STATED PROBLEM
Gather all lines in the entries below that include the word "something".

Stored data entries
— Begin —

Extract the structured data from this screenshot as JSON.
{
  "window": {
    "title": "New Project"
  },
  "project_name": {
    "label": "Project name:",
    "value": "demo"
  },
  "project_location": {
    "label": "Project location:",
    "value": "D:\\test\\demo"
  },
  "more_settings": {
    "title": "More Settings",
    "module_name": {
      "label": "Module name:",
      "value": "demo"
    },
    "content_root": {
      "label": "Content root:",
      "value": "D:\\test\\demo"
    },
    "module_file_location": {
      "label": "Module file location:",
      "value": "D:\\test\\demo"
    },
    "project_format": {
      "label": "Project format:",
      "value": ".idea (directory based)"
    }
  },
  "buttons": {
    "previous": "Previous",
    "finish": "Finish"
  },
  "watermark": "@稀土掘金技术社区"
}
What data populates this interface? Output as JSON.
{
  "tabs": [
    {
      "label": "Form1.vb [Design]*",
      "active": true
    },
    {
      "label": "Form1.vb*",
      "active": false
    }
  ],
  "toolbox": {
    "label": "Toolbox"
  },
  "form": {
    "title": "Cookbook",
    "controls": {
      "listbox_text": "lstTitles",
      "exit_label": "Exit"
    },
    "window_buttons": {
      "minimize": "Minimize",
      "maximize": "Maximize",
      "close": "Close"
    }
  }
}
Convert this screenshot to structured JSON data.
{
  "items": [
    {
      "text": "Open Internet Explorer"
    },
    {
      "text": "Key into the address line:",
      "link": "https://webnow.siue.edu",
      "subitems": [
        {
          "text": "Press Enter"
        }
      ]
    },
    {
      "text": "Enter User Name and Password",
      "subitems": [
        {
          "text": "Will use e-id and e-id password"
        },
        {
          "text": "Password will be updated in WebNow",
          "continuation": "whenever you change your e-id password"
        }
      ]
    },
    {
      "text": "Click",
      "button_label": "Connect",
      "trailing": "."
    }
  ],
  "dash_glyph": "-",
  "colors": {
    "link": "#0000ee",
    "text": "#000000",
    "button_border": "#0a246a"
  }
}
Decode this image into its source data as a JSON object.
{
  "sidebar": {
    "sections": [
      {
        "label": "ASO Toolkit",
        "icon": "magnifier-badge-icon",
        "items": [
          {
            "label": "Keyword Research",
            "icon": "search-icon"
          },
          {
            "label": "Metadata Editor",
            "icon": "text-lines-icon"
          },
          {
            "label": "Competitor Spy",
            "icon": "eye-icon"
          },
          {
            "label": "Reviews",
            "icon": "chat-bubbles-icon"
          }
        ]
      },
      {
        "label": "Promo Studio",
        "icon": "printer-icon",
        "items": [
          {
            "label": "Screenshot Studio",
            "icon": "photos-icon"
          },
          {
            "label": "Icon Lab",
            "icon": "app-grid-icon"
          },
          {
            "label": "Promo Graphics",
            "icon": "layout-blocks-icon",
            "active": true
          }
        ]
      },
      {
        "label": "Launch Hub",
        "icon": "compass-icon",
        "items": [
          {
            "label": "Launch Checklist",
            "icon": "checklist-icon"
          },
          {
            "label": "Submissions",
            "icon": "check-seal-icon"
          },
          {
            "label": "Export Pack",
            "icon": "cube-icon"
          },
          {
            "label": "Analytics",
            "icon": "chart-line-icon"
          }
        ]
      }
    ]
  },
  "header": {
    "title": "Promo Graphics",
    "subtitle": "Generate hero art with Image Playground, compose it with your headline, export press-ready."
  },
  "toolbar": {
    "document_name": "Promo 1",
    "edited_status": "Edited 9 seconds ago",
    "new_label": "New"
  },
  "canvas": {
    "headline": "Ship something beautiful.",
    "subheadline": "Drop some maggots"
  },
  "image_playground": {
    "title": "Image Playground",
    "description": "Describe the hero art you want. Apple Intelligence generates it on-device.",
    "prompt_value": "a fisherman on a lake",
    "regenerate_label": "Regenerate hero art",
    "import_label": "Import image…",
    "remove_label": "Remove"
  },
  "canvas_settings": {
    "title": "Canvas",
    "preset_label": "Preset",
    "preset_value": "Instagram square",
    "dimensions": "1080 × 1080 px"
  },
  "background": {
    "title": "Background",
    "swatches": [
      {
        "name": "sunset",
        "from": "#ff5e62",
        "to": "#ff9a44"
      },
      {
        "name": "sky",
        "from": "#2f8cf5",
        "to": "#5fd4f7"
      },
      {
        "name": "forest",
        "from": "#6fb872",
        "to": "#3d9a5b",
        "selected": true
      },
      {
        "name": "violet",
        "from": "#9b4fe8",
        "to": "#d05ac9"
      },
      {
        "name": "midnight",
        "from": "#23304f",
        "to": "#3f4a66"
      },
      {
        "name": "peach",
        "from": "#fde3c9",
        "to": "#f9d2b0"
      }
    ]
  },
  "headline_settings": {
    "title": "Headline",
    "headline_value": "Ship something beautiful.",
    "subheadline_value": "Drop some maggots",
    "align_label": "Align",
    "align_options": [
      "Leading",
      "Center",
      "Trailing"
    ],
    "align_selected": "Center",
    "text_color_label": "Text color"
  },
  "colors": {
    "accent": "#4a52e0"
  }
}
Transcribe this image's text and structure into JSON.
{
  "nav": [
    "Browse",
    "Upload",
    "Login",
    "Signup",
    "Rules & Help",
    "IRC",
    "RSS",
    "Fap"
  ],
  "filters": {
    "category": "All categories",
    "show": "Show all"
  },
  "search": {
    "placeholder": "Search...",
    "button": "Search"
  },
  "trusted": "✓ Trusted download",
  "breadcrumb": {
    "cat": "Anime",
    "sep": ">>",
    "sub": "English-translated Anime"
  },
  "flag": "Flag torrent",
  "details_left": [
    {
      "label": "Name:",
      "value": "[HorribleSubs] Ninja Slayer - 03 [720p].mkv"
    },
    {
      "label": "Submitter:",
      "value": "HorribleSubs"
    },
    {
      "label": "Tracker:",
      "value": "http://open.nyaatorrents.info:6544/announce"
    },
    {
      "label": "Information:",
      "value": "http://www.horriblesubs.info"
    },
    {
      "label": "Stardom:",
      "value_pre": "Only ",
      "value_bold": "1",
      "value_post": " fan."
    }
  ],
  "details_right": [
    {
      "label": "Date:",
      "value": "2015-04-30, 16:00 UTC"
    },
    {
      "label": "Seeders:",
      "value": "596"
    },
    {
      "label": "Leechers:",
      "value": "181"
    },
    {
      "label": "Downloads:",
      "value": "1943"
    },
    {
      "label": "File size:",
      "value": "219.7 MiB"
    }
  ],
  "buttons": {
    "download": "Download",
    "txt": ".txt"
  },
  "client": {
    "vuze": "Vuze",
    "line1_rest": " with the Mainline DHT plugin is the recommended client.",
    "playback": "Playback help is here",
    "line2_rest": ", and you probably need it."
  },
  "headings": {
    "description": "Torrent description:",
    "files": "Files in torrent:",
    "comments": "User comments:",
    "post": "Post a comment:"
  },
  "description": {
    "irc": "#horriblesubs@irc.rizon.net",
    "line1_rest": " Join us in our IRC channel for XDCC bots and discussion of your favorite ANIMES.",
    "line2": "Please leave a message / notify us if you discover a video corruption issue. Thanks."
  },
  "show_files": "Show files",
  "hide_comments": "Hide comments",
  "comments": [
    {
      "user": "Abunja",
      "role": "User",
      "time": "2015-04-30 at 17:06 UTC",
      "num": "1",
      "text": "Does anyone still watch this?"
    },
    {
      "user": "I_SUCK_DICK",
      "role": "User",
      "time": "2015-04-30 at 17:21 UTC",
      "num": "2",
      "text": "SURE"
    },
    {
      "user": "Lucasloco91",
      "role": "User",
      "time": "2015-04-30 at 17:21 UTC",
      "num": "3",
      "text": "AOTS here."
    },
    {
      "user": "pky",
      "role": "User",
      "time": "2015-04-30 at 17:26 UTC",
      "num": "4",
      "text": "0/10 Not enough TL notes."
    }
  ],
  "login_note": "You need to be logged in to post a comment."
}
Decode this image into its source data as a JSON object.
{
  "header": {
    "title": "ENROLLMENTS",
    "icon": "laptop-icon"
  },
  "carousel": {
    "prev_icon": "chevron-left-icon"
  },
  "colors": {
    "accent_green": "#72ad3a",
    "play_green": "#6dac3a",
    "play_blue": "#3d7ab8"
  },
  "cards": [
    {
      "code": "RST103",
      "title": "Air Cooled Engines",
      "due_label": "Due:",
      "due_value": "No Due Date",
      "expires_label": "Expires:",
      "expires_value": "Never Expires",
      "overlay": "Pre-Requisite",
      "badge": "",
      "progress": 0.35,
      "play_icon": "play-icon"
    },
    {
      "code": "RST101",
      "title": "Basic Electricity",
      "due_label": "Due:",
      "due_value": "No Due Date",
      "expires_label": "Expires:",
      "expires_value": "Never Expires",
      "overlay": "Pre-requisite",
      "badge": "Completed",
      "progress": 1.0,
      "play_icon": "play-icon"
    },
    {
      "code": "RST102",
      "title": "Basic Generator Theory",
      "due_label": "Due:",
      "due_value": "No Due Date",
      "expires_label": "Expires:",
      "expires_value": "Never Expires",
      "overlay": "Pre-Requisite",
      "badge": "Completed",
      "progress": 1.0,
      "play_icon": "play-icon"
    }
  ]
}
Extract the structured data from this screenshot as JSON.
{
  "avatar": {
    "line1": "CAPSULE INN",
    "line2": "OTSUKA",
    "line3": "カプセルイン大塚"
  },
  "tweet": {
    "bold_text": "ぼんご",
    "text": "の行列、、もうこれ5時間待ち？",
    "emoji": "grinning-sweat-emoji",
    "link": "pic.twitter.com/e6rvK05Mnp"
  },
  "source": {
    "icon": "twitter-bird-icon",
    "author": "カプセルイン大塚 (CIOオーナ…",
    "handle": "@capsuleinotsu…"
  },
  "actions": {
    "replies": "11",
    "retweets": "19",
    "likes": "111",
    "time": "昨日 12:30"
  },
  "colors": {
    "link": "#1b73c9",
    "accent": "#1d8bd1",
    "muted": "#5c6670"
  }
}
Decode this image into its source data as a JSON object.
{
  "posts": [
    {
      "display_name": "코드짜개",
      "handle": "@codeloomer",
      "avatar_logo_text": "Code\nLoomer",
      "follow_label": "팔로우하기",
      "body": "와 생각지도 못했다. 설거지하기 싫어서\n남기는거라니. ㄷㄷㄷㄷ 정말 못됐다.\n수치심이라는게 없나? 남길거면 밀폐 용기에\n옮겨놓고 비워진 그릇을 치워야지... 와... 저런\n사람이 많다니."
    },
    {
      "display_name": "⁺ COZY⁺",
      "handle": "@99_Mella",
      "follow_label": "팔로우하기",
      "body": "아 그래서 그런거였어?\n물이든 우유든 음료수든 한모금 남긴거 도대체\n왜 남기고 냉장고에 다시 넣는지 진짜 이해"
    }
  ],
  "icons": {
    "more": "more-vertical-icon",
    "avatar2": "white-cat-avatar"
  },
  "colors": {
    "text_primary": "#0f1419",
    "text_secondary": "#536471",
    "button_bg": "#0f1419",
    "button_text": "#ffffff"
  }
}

— End —

TASK ANSWER
    "headline": "Ship something beautiful.",
    "headline_value": "Ship something beautiful.",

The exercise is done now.